◆ **Stated exercise**
Scan the listing below and copy every line holding "Kearra".

◆ **Given data**
+ + +

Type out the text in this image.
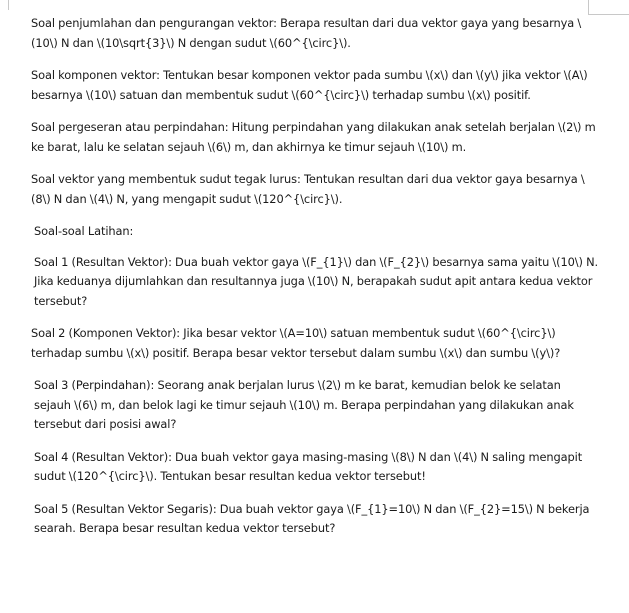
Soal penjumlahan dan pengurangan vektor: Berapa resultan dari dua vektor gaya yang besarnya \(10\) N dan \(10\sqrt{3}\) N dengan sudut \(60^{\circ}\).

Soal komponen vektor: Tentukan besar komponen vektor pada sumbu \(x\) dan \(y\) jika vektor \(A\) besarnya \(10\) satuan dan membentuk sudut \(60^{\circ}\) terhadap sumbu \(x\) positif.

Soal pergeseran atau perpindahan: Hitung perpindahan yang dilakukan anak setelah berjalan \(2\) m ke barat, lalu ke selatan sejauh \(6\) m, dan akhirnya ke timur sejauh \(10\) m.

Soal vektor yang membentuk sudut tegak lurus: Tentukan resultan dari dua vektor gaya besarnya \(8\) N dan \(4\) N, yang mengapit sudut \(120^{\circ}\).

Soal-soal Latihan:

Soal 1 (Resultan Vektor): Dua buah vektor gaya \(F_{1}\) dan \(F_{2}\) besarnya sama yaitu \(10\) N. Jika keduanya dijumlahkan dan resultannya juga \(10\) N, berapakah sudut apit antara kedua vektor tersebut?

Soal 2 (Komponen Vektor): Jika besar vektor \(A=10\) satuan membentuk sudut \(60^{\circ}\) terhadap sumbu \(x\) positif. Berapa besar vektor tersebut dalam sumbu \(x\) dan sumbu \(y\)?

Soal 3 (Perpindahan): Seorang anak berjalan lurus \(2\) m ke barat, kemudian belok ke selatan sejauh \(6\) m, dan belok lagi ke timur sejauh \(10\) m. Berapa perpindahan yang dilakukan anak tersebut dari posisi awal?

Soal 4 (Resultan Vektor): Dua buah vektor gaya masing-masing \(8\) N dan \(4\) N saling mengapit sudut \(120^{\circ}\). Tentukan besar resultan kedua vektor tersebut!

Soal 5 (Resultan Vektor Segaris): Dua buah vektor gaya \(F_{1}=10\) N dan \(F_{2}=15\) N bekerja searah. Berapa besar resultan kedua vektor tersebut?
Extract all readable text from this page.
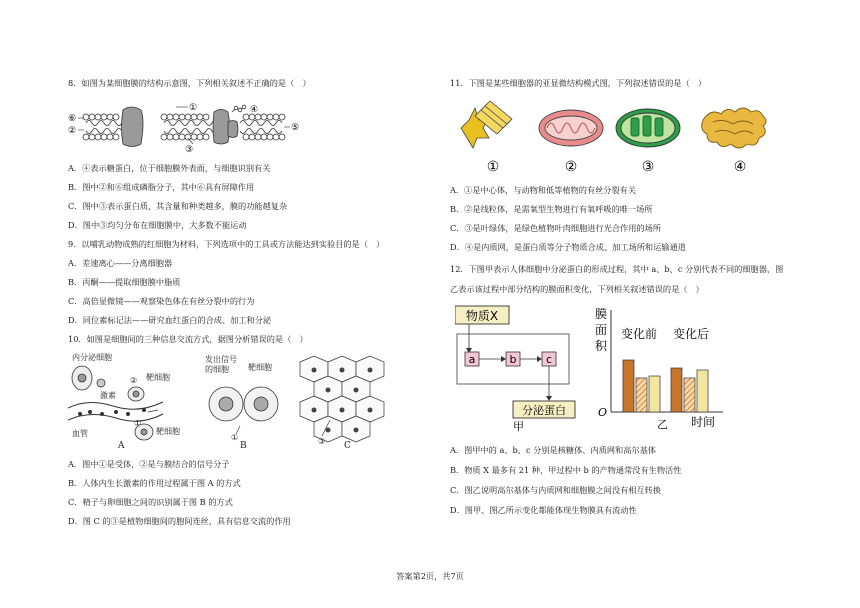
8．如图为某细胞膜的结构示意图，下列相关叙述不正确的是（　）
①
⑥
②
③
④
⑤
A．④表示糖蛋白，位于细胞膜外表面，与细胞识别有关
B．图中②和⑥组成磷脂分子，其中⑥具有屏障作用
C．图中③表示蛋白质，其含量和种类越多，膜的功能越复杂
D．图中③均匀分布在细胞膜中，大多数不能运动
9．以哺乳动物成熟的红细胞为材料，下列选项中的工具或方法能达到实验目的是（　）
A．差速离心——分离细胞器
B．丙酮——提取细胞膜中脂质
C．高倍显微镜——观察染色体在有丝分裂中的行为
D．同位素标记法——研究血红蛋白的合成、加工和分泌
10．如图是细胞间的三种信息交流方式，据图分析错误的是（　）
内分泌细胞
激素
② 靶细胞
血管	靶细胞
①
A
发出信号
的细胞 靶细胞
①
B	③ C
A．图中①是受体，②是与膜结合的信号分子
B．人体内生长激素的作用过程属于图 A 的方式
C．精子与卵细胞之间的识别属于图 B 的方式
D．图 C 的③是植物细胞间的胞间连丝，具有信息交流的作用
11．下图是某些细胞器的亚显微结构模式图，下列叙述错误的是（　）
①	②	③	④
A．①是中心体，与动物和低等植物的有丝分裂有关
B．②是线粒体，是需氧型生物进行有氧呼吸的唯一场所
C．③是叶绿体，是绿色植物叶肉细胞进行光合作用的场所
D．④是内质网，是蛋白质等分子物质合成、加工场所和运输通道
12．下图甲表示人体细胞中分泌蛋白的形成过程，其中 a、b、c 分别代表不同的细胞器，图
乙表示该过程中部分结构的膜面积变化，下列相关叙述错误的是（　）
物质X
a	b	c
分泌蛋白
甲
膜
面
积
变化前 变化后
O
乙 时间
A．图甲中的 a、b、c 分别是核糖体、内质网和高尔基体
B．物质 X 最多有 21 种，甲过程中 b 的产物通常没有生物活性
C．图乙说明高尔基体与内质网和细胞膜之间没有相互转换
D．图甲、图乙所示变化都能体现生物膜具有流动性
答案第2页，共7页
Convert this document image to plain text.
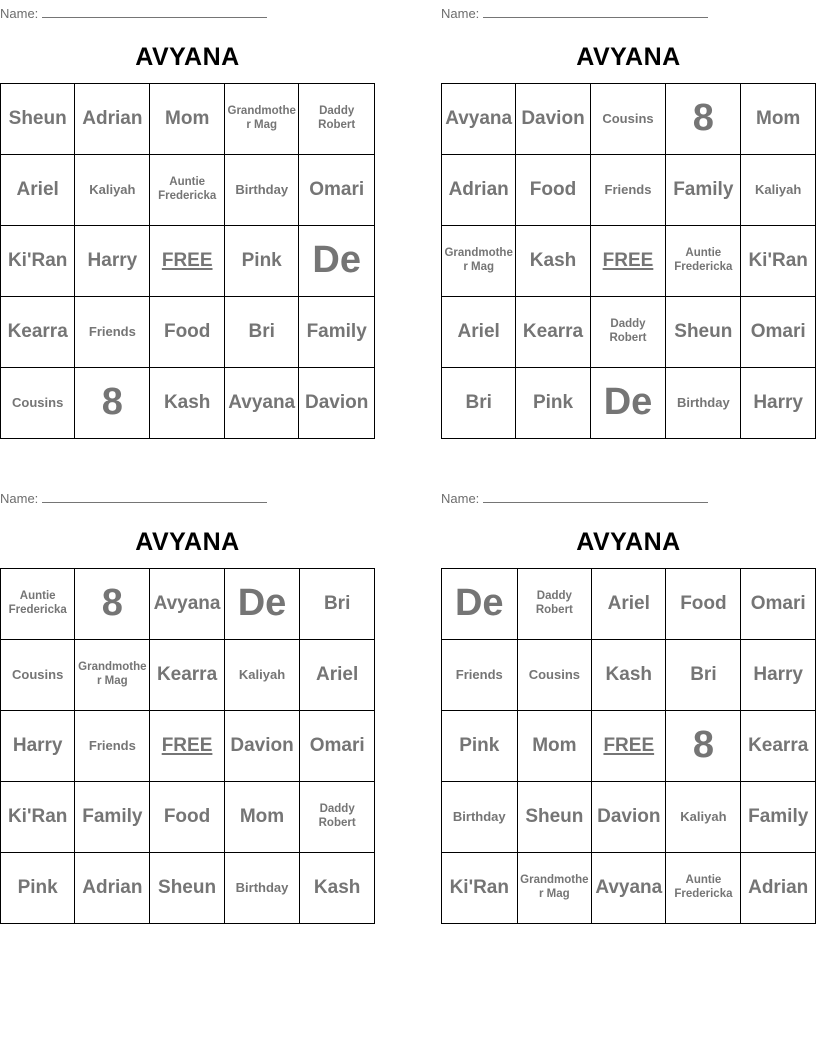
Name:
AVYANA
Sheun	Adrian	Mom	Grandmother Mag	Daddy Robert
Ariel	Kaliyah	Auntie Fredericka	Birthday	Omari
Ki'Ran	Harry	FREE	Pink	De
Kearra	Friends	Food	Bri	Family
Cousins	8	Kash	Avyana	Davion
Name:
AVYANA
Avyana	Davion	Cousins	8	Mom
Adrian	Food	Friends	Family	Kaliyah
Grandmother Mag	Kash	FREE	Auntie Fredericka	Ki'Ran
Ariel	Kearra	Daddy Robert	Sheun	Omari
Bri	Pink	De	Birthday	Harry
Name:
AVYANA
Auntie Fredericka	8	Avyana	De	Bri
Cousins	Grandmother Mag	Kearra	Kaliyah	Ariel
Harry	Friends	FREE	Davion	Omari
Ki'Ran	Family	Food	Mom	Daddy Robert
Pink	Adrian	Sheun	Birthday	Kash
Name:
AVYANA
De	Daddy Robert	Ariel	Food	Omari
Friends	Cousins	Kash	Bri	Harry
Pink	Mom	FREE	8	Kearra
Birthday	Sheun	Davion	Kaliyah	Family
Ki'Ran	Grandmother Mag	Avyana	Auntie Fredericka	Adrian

+ + +

◆ **Result of the task**
Kearra	Friends	Food	Bri	Family
Ariel	Kearra	Daddy Robert	Sheun	Omari
Cousins	Grandmother Mag	Kearra	Kaliyah	Ariel
Pink	Mom	FREE	8	Kearra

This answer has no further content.